> [Exercise description]: Wherever the word "элюирование" appears in a line, copy that line.

Data records
★ ★ ★

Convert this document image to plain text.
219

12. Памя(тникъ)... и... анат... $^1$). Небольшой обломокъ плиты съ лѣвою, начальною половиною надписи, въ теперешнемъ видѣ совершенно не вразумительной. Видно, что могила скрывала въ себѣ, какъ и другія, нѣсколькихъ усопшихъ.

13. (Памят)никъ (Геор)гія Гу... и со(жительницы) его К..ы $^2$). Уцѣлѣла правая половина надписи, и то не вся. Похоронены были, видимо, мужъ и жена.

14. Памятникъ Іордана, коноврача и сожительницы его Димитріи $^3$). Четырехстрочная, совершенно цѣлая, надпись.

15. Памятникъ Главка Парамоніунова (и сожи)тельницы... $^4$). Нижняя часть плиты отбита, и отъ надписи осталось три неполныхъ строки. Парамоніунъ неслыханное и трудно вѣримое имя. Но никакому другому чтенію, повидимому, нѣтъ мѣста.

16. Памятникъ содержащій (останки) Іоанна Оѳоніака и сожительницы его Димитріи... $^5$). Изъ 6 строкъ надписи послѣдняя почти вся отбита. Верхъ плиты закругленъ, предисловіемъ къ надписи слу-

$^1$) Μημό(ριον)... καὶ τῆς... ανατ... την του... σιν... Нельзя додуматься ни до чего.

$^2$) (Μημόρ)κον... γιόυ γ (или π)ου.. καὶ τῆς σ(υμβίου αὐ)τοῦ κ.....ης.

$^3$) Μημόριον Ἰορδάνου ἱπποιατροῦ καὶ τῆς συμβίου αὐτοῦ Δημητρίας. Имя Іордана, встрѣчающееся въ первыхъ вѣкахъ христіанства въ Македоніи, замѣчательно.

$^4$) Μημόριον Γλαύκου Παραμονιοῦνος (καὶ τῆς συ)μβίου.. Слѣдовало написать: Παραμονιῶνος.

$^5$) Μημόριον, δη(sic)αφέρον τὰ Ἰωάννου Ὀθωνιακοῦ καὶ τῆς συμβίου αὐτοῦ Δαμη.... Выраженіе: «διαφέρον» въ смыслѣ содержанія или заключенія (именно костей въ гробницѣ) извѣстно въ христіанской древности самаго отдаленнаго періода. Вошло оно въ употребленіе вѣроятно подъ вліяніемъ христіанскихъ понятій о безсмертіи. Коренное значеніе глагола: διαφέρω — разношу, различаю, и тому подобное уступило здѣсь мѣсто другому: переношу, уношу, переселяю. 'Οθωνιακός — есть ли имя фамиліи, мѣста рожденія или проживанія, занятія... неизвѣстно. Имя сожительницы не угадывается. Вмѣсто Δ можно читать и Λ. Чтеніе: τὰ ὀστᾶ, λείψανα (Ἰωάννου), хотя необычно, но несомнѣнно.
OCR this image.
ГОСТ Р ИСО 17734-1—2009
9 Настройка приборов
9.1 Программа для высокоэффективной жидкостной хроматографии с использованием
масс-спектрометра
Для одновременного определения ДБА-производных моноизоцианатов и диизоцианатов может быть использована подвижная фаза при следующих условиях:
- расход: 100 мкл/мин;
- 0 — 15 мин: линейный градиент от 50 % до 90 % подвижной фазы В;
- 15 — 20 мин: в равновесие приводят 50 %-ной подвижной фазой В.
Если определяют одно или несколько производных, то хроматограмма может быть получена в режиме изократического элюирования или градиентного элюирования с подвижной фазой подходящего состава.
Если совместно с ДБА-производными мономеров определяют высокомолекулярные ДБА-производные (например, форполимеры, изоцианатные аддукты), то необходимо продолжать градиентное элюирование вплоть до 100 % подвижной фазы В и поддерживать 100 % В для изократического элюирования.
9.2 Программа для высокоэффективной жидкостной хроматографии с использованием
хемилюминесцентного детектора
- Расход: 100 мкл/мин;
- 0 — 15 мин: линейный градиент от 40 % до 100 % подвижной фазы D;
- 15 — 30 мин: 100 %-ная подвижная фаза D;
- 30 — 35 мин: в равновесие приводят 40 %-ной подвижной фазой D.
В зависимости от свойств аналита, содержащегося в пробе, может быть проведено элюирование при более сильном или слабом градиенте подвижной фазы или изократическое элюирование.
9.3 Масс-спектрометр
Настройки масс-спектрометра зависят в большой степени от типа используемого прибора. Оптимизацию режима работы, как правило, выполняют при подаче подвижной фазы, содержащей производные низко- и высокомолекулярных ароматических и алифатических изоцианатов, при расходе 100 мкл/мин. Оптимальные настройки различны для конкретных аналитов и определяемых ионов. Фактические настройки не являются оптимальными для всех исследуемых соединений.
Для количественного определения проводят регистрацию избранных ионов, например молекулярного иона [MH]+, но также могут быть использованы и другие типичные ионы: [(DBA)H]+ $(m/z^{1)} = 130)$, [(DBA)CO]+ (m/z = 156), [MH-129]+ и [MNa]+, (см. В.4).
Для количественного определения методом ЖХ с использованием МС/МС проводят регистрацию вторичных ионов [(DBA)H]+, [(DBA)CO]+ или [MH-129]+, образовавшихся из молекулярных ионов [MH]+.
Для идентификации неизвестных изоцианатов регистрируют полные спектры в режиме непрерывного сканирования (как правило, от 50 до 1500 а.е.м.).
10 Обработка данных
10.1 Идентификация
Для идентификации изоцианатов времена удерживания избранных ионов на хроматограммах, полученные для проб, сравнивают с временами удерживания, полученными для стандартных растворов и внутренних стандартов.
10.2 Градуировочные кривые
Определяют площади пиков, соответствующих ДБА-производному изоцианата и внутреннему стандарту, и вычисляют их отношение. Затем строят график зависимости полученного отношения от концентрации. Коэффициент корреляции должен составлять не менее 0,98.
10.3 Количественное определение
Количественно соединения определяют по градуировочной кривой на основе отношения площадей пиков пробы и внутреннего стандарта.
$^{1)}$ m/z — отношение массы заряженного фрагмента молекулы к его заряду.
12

★ ★ ★

> [Expected answer]:
Если совместно с ДБА-производными мономеров определяют высокомолекулярные ДБА-производные (например, форполимеры, изоцианатные аддукты), то необходимо продолжать градиентное элюирование вплоть до 100 % подвижной фазы В и поддерживать 100 % В для изократического элюирования.
В зависимости от свойств аналита, содержащегося в пробе, может быть проведено элюирование при более сильном или слабом градиенте подвижной фазы или изократическое элюирование.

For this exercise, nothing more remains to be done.